-- Objective --
Look through the data below and report how many lines include "Duration". Only the number should be given.

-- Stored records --
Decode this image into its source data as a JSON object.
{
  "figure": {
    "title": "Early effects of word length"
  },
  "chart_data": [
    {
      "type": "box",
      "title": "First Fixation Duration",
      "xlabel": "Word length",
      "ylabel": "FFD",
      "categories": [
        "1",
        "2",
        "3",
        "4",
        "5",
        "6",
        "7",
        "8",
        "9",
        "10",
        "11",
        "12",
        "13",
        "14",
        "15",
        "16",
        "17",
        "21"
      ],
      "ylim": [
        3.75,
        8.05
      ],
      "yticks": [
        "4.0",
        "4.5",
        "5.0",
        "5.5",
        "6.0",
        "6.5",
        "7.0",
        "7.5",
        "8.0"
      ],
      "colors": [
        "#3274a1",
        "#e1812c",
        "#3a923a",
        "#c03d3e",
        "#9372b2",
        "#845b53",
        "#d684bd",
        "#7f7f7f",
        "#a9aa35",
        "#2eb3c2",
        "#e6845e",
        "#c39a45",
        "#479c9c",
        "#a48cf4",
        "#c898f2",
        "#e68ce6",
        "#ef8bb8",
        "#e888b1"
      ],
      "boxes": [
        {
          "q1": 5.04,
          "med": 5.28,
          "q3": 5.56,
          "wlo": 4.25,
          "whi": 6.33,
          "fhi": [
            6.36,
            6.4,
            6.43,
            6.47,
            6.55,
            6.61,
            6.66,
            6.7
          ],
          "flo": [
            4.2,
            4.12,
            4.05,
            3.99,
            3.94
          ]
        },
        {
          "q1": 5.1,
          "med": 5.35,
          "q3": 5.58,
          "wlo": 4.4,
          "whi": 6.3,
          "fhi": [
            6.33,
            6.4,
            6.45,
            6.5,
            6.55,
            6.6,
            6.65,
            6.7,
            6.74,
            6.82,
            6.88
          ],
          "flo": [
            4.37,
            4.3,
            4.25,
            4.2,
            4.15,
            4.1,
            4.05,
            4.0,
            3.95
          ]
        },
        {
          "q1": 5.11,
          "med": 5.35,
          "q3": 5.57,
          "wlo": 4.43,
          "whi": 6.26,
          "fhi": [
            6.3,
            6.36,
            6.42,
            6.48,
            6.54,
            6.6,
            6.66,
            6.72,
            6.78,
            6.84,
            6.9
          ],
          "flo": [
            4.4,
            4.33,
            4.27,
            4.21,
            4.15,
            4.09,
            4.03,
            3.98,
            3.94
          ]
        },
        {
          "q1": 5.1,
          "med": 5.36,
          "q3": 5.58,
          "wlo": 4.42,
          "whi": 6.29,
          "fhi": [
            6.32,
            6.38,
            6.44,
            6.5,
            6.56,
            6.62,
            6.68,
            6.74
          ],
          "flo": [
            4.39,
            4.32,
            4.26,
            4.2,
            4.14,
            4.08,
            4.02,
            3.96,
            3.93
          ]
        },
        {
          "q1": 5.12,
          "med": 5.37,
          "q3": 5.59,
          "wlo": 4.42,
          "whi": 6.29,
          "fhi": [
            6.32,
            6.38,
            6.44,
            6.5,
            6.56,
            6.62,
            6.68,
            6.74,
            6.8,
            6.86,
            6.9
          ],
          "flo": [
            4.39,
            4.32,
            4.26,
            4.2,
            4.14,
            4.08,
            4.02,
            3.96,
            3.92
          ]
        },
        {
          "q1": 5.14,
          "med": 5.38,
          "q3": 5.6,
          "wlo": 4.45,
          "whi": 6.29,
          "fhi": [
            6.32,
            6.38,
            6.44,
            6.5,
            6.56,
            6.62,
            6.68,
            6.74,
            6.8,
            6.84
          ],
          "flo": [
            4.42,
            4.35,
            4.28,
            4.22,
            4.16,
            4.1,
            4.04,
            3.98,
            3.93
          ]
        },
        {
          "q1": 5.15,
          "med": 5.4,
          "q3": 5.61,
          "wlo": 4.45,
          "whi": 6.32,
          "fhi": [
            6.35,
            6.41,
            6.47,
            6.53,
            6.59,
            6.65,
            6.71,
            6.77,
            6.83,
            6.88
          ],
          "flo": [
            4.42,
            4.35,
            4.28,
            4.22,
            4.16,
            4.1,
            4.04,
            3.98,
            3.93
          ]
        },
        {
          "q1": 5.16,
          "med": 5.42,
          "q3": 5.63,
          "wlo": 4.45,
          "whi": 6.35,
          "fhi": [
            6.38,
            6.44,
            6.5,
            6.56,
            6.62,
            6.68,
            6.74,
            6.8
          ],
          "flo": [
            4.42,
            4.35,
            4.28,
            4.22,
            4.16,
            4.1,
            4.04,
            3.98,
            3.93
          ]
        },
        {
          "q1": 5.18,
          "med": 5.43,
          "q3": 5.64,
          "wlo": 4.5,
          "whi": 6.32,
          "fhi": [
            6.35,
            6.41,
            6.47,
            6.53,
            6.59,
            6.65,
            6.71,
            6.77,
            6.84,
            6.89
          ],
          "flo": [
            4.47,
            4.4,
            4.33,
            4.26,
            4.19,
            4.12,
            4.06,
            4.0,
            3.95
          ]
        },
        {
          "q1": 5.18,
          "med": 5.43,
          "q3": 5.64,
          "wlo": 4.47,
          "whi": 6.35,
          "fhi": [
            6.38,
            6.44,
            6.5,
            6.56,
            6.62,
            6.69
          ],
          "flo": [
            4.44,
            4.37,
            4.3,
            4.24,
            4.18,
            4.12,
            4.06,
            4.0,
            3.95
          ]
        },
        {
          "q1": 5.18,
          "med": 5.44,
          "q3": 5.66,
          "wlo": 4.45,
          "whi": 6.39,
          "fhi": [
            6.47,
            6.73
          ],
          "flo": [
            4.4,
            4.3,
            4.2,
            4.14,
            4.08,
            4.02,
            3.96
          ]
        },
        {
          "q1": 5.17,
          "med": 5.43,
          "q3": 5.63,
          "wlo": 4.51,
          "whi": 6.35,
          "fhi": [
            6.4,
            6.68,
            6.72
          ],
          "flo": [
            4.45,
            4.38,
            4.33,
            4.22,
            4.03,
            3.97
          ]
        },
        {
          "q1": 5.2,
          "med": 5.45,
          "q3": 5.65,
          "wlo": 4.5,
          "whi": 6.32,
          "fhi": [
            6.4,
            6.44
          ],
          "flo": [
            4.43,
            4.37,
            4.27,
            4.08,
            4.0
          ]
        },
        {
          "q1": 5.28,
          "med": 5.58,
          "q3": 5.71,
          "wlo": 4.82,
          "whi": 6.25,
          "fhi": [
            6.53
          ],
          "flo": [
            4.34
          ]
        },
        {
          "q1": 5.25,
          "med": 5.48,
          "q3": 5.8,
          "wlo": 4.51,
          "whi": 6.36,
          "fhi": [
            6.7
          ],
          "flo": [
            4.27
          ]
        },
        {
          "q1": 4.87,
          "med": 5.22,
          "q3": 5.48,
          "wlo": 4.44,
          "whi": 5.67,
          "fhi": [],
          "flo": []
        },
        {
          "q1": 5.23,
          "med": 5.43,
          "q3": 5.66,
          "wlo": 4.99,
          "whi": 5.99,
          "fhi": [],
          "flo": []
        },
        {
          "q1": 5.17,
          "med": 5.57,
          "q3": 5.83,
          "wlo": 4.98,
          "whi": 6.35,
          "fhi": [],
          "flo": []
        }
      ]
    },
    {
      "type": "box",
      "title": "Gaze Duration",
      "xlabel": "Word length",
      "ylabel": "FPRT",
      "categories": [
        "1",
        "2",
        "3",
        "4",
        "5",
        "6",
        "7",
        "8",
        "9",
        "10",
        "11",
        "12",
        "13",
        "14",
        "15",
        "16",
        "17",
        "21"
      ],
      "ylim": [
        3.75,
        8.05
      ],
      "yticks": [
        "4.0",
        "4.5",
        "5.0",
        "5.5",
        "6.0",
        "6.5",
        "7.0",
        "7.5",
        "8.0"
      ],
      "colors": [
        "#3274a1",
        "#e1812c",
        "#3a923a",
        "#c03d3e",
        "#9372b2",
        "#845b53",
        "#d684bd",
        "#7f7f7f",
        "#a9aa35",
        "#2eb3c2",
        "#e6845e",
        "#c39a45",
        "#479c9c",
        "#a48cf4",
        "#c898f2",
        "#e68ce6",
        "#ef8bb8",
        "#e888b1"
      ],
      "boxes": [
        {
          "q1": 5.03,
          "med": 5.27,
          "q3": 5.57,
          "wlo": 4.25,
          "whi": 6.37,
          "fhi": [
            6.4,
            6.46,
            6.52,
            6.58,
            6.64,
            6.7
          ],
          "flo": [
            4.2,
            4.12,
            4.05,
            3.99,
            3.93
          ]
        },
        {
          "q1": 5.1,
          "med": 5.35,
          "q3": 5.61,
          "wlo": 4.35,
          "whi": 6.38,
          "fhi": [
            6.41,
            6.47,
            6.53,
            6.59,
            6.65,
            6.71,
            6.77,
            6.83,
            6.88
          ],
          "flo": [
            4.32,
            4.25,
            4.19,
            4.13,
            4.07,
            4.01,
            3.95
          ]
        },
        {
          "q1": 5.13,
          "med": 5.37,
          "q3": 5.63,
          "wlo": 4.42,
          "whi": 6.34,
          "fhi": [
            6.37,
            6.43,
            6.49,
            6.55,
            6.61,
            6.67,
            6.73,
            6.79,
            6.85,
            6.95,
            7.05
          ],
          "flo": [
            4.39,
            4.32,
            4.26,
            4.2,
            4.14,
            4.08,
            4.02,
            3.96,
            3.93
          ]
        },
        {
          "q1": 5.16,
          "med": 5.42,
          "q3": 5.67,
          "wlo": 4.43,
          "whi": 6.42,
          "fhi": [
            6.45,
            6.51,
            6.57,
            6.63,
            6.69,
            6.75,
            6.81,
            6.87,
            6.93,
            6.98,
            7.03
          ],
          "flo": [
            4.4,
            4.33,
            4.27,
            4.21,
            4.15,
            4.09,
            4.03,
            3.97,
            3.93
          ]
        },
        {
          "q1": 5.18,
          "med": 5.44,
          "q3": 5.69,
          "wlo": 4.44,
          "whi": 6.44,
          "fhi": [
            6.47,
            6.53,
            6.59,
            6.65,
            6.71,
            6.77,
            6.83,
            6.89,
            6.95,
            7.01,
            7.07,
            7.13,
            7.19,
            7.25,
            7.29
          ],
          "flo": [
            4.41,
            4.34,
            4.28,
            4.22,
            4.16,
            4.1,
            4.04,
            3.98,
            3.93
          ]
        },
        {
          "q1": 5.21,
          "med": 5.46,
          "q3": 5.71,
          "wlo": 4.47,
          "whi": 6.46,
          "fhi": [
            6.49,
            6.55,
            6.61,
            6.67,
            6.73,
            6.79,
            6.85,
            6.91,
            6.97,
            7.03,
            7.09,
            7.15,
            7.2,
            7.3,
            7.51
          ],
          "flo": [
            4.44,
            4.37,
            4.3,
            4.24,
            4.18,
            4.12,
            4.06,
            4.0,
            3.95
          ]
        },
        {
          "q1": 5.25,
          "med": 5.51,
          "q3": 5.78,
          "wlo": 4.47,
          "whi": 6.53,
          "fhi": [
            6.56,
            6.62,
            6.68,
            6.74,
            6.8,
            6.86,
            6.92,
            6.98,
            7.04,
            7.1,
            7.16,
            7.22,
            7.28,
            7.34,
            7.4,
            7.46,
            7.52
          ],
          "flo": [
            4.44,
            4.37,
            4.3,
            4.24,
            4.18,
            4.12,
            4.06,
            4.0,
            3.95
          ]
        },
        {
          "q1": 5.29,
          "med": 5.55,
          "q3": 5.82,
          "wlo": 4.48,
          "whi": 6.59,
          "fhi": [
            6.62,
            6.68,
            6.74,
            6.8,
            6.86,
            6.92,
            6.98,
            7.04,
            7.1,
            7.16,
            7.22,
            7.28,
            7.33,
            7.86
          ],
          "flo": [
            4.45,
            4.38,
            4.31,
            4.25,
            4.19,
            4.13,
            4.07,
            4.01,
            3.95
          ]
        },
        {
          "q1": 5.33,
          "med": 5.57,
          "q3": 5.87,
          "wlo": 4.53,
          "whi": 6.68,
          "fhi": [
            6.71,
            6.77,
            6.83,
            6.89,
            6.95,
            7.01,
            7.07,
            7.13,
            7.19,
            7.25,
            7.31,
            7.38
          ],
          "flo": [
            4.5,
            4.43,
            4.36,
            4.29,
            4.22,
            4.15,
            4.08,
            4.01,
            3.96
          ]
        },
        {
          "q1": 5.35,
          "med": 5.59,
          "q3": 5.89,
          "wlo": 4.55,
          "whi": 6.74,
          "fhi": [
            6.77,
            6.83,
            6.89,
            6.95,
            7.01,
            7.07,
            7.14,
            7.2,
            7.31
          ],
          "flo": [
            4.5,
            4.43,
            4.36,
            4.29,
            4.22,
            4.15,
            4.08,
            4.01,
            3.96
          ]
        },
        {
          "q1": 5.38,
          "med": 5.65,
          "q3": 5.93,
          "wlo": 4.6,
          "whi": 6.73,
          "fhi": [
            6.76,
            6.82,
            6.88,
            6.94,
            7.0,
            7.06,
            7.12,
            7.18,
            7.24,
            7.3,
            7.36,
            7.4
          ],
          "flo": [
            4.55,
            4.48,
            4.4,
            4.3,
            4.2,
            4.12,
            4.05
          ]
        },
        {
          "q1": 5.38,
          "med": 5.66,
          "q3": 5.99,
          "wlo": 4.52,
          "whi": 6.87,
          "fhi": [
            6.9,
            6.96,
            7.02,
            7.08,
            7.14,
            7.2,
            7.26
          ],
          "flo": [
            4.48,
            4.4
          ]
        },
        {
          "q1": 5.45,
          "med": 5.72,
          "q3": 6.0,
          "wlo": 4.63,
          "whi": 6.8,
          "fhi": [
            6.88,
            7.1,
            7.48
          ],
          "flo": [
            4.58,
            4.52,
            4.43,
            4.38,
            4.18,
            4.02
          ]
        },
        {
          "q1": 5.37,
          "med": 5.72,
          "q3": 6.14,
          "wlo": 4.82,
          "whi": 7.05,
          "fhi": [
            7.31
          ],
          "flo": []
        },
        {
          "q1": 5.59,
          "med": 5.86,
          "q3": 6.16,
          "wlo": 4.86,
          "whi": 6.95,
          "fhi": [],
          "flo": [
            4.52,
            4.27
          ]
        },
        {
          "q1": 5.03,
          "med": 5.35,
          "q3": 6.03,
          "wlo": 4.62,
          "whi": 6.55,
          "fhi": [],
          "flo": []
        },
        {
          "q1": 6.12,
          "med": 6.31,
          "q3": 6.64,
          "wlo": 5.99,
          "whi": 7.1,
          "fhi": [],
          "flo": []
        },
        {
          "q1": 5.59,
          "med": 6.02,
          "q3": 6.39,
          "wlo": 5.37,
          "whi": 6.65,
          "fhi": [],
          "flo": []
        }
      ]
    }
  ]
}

-- The response --
2